• [Dataset]:
┏━━

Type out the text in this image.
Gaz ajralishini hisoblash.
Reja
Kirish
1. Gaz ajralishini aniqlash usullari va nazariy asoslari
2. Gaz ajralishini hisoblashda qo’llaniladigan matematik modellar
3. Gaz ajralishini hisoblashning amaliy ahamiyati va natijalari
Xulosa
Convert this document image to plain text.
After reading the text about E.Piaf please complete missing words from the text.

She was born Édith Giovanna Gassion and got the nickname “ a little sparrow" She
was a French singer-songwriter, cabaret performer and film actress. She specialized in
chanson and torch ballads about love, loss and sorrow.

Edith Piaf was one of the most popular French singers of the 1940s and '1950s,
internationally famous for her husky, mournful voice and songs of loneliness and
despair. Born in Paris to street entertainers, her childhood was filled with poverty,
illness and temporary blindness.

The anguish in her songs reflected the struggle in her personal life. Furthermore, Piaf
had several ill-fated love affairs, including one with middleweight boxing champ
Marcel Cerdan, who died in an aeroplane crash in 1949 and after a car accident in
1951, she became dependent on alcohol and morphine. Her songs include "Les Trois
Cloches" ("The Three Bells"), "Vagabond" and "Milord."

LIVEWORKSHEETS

┗━━

• [Short task]: Where a line above contains the string "ajralishini", copy that line.

• [The completed task]:
Gaz ajralishini hisoblash.
1. Gaz ajralishini aniqlash usullari va nazariy asoslari
2. Gaz ajralishini hisoblashda qo’llaniladigan matematik modellar
3. Gaz ajralishini hisoblashning amaliy ahamiyati va natijalari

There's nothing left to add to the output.